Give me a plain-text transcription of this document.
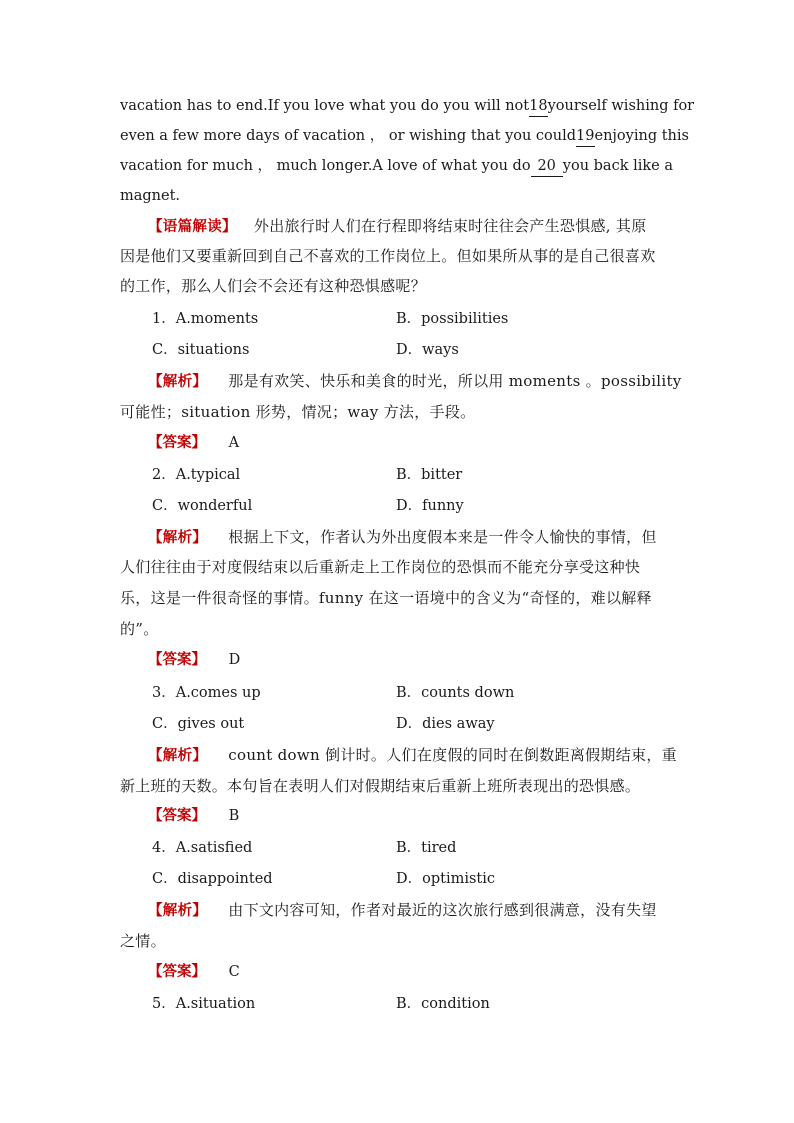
vacation has to end.If you love what you do you will not 18 yourself wishing for
even a few more days of vacation ， or wishing that you could 19 enjoying this
vacation for much ， much longer.A love of what you do 20 you back like a
magnet.
【语篇解读】 外出旅行时人们在行程即将结束时往往会产生恐惧感, 其原
因是他们又要重新回到自己不喜欢的工作岗位上。但如果所从事的是自己很喜欢
的工作，那么人们会不会还有这种恐惧感呢？
1．A.moments	B．possibilities
C．situations	D．ways
【解析】 那是有欢笑、快乐和美食的时光，所以用 moments 。possibility
可能性；situation 形势，情况；way 方法，手段。
【答案】 A
2．A.typical	B．bitter
C．wonderful	D．funny
【解析】 根据上下文，作者认为外出度假本来是一件令人愉快的事情，但
人们往往由于对度假结束以后重新走上工作岗位的恐惧而不能充分享受这种快
乐，这是一件很奇怪的事情。funny 在这一语境中的含义为“奇怪的，难以解释
的”。
【答案】 D
3．A.comes up	B．counts down
C．gives out	D．dies away
【解析】 count down 倒计时。人们在度假的同时在倒数距离假期结束，重
新上班的天数。本句旨在表明人们对假期结束后重新上班所表现出的恐惧感。
【答案】 B
4．A.satisfied	B．tired
C．disappointed	D．optimistic
【解析】 由下文内容可知，作者对最近的这次旅行感到很满意，没有失望
之情。
【答案】 C
5．A.situation	B．condition
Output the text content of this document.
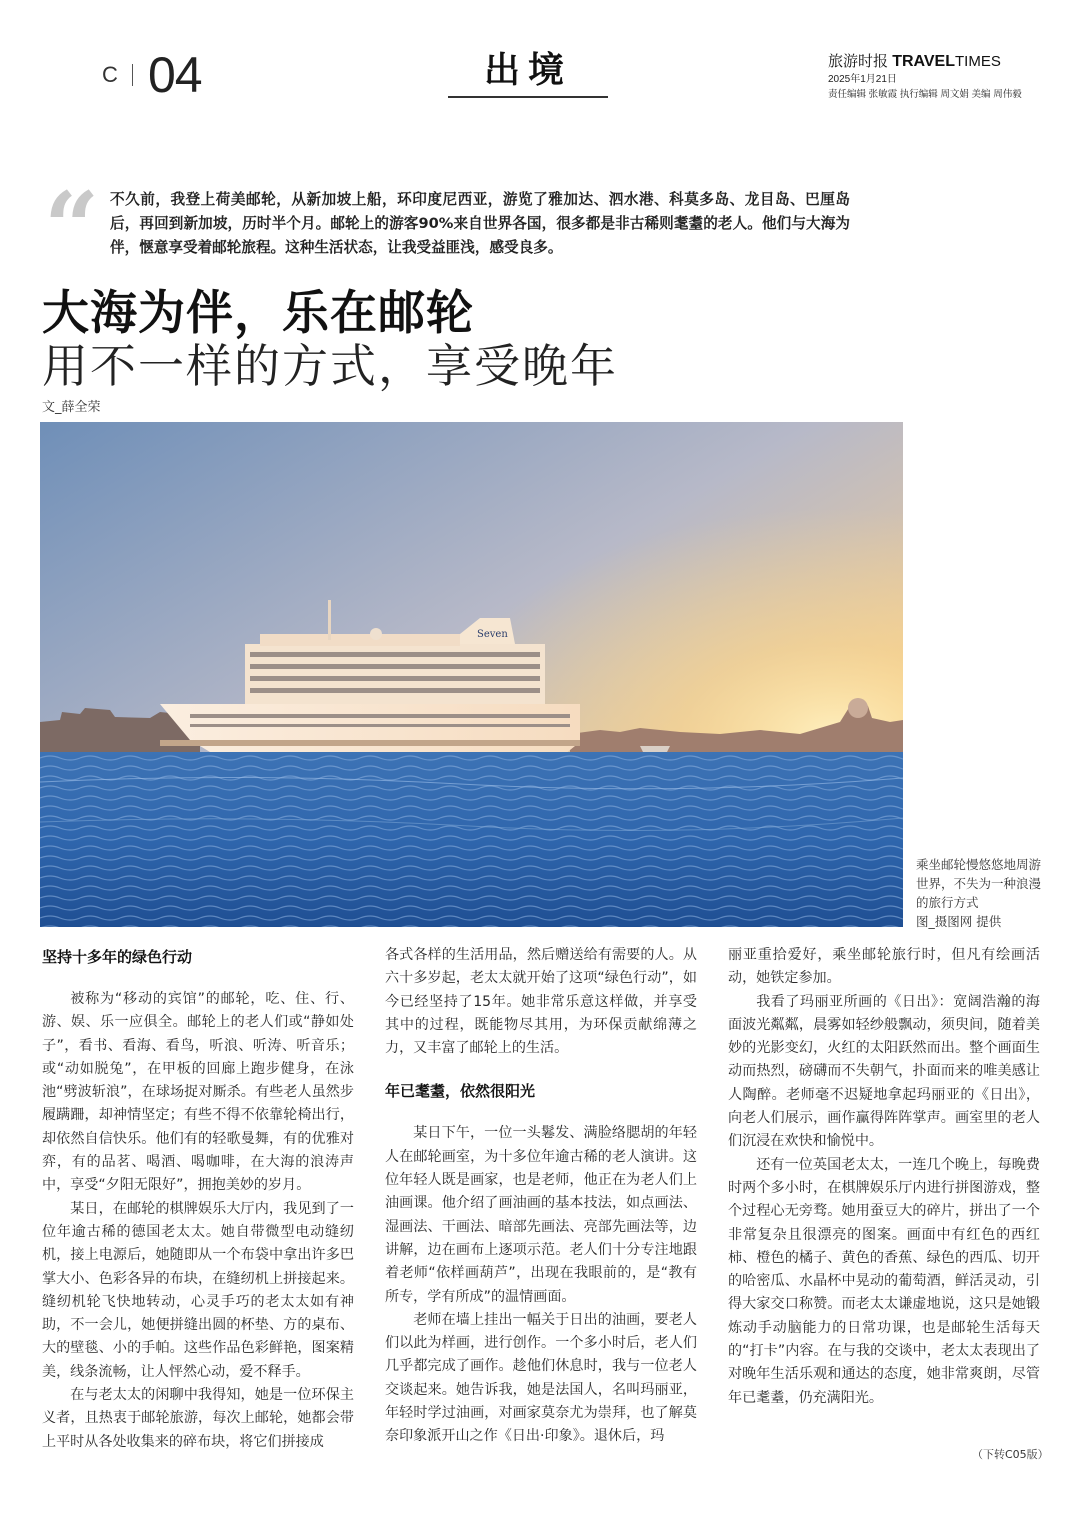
C 04	出境	旅游时报 TRAVELTIMES
2025年1月21日
责任编辑 张敏霞 执行编辑 周文娟 美编 周伟毅
“ 不久前，我登上荷美邮轮，从新加坡上船，环印度尼西亚，游览了雅加达、泗水港、科莫多岛、龙目岛、巴厘岛后，再回到新加坡，历时半个月。邮轮上的游客90%来自世界各国，很多都是非古稀则耄耋的老人。他们与大海为伴，惬意享受着邮轮旅程。这种生活状态，让我受益匪浅，感受良多。
大海为伴，乐在邮轮
用不一样的方式，享受晚年
文_薛全荣
Seven
乘坐邮轮慢悠悠地周游世界，不失为一种浪漫的旅行方式
图_摄图网 提供
坚持十多年的绿色行动

被称为“移动的宾馆”的邮轮，吃、住、行、游、娱、乐一应俱全。邮轮上的老人们或“静如处子”，看书、看海、看鸟，听浪、听涛、听音乐；或“动如脱兔”，在甲板的回廊上跑步健身，在泳池“劈波斩浪”，在球场捉对厮杀。有些老人虽然步履蹒跚，却神情坚定；有些不得不依靠轮椅出行，却依然自信快乐。他们有的轻歌曼舞，有的优雅对弈，有的品茗、喝酒、喝咖啡，在大海的浪涛声中，享受“夕阳无限好”，拥抱美妙的岁月。

某日，在邮轮的棋牌娱乐大厅内，我见到了一位年逾古稀的德国老太太。她自带微型电动缝纫机，接上电源后，她随即从一个布袋中拿出许多巴掌大小、色彩各异的布块，在缝纫机上拼接起来。缝纫机轮飞快地转动，心灵手巧的老太太如有神助，不一会儿，她便拼缝出圆的杯垫、方的桌布、大的壁毯、小的手帕。这些作品色彩鲜艳，图案精美，线条流畅，让人怦然心动，爱不释手。

在与老太太的闲聊中我得知，她是一位环保主义者，且热衷于邮轮旅游，每次上邮轮，她都会带上平时从各处收集来的碎布块，将它们拼接成

各式各样的生活用品，然后赠送给有需要的人。从六十多岁起，老太太就开始了这项“绿色行动”，如今已经坚持了15年。她非常乐意这样做，并享受其中的过程，既能物尽其用，为环保贡献绵薄之力，又丰富了邮轮上的生活。

年已耄耋，依然很阳光

某日下午，一位一头鬈发、满脸络腮胡的年轻人在邮轮画室，为十多位年逾古稀的老人演讲。这位年轻人既是画家，也是老师，他正在为老人们上油画课。他介绍了画油画的基本技法，如点画法、湿画法、干画法、暗部先画法、亮部先画法等，边讲解，边在画布上逐项示范。老人们十分专注地跟着老师“依样画葫芦”，出现在我眼前的，是“教有所专，学有所成”的温情画面。

老师在墙上挂出一幅关于日出的油画，要老人们以此为样画，进行创作。一个多小时后，老人们几乎都完成了画作。趁他们休息时，我与一位老人交谈起来。她告诉我，她是法国人，名叫玛丽亚，年轻时学过油画，对画家莫奈尤为崇拜，也了解莫奈印象派开山之作《日出·印象》。退休后，玛

丽亚重拾爱好，乘坐邮轮旅行时，但凡有绘画活动，她铁定参加。

我看了玛丽亚所画的《日出》：宽阔浩瀚的海面波光粼粼，晨雾如轻纱般飘动，须臾间，随着美妙的光影变幻，火红的太阳跃然而出。整个画面生动而热烈，磅礴而不失朝气，扑面而来的唯美感让人陶醉。老师毫不迟疑地拿起玛丽亚的《日出》，向老人们展示，画作赢得阵阵掌声。画室里的老人们沉浸在欢快和愉悦中。

还有一位英国老太太，一连几个晚上，每晚费时两个多小时，在棋牌娱乐厅内进行拼图游戏，整个过程心无旁骛。她用蚕豆大的碎片，拼出了一个非常复杂且很漂亮的图案。画面中有红色的西红柿、橙色的橘子、黄色的香蕉、绿色的西瓜、切开的哈密瓜、水晶杯中晃动的葡萄酒，鲜活灵动，引得大家交口称赞。而老太太谦虚地说，这只是她锻炼动手动脑能力的日常功课，也是邮轮生活每天的“打卡”内容。在与我的交谈中，老太太表现出了对晚年生活乐观和通达的态度，她非常爽朗，尽管年已耄耋，仍充满阳光。

（下转C05版）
+--
Omitting all images, retype each line of the records precisely.

- TASK OUTPUT:
Give me a plain-text transcription of this document.
vacation has to end.If you love what you do you will not 18 yourself wishing for
even a few more days of vacation ， or wishing that you could 19 enjoying this
vacation for much ， much longer.A love of what you do 20 you back like a
magnet.
【语篇解读】 外出旅行时人们在行程即将结束时往往会产生恐惧感, 其原
因是他们又要重新回到自己不喜欢的工作岗位上。但如果所从事的是自己很喜欢
的工作，那么人们会不会还有这种恐惧感呢？
1．A.moments	B．possibilities
C．situations	D．ways
【解析】 那是有欢笑、快乐和美食的时光，所以用 moments 。possibility
可能性；situation 形势，情况；way 方法，手段。
【答案】 A
2．A.typical	B．bitter
C．wonderful	D．funny
【解析】 根据上下文，作者认为外出度假本来是一件令人愉快的事情，但
人们往往由于对度假结束以后重新走上工作岗位的恐惧而不能充分享受这种快
乐，这是一件很奇怪的事情。funny 在这一语境中的含义为“奇怪的，难以解释
的”。
【答案】 D
3．A.comes up	B．counts down
C．gives out	D．dies away
【解析】 count down 倒计时。人们在度假的同时在倒数距离假期结束，重
新上班的天数。本句旨在表明人们对假期结束后重新上班所表现出的恐惧感。
【答案】 B
4．A.satisfied	B．tired
C．disappointed	D．optimistic
【解析】 由下文内容可知，作者对最近的这次旅行感到很满意，没有失望
之情。
【答案】 C
5．A.situation	B．condition
Output the text content of this document.
C 04	出境	旅游时报 TRAVELTIMES
2025年1月21日
责任编辑 张敏霞 执行编辑 周文娟 美编 周伟毅
“ 不久前，我登上荷美邮轮，从新加坡上船，环印度尼西亚，游览了雅加达、泗水港、科莫多岛、龙目岛、巴厘岛后，再回到新加坡，历时半个月。邮轮上的游客90%来自世界各国，很多都是非古稀则耄耋的老人。他们与大海为伴，惬意享受着邮轮旅程。这种生活状态，让我受益匪浅，感受良多。
大海为伴，乐在邮轮
用不一样的方式，享受晚年
文_薛全荣
Seven
乘坐邮轮慢悠悠地周游世界，不失为一种浪漫的旅行方式
图_摄图网 提供
坚持十多年的绿色行动

被称为“移动的宾馆”的邮轮，吃、住、行、游、娱、乐一应俱全。邮轮上的老人们或“静如处子”，看书、看海、看鸟，听浪、听涛、听音乐；或“动如脱兔”，在甲板的回廊上跑步健身，在泳池“劈波斩浪”，在球场捉对厮杀。有些老人虽然步履蹒跚，却神情坚定；有些不得不依靠轮椅出行，却依然自信快乐。他们有的轻歌曼舞，有的优雅对弈，有的品茗、喝酒、喝咖啡，在大海的浪涛声中，享受“夕阳无限好”，拥抱美妙的岁月。

某日，在邮轮的棋牌娱乐大厅内，我见到了一位年逾古稀的德国老太太。她自带微型电动缝纫机，接上电源后，她随即从一个布袋中拿出许多巴掌大小、色彩各异的布块，在缝纫机上拼接起来。缝纫机轮飞快地转动，心灵手巧的老太太如有神助，不一会儿，她便拼缝出圆的杯垫、方的桌布、大的壁毯、小的手帕。这些作品色彩鲜艳，图案精美，线条流畅，让人怦然心动，爱不释手。

在与老太太的闲聊中我得知，她是一位环保主义者，且热衷于邮轮旅游，每次上邮轮，她都会带上平时从各处收集来的碎布块，将它们拼接成

各式各样的生活用品，然后赠送给有需要的人。从六十多岁起，老太太就开始了这项“绿色行动”，如今已经坚持了15年。她非常乐意这样做，并享受其中的过程，既能物尽其用，为环保贡献绵薄之力，又丰富了邮轮上的生活。

年已耄耋，依然很阳光

某日下午，一位一头鬈发、满脸络腮胡的年轻人在邮轮画室，为十多位年逾古稀的老人演讲。这位年轻人既是画家，也是老师，他正在为老人们上油画课。他介绍了画油画的基本技法，如点画法、湿画法、干画法、暗部先画法、亮部先画法等，边讲解，边在画布上逐项示范。老人们十分专注地跟着老师“依样画葫芦”，出现在我眼前的，是“教有所专，学有所成”的温情画面。

老师在墙上挂出一幅关于日出的油画，要老人们以此为样画，进行创作。一个多小时后，老人们几乎都完成了画作。趁他们休息时，我与一位老人交谈起来。她告诉我，她是法国人，名叫玛丽亚，年轻时学过油画，对画家莫奈尤为崇拜，也了解莫奈印象派开山之作《日出·印象》。退休后，玛

丽亚重拾爱好，乘坐邮轮旅行时，但凡有绘画活动，她铁定参加。

我看了玛丽亚所画的《日出》：宽阔浩瀚的海面波光粼粼，晨雾如轻纱般飘动，须臾间，随着美妙的光影变幻，火红的太阳跃然而出。整个画面生动而热烈，磅礴而不失朝气，扑面而来的唯美感让人陶醉。老师毫不迟疑地拿起玛丽亚的《日出》，向老人们展示，画作赢得阵阵掌声。画室里的老人们沉浸在欢快和愉悦中。

还有一位英国老太太，一连几个晚上，每晚费时两个多小时，在棋牌娱乐厅内进行拼图游戏，整个过程心无旁骛。她用蚕豆大的碎片，拼出了一个非常复杂且很漂亮的图案。画面中有红色的西红柿、橙色的橘子、黄色的香蕉、绿色的西瓜、切开的哈密瓜、水晶杯中晃动的葡萄酒，鲜活灵动，引得大家交口称赞。而老太太谦虚地说，这只是她锻炼动手动脑能力的日常功课，也是邮轮生活每天的“打卡”内容。在与我的交谈中，老太太表现出了对晚年生活乐观和通达的态度，她非常爽朗，尽管年已耄耋，仍充满阳光。

（下转C05版）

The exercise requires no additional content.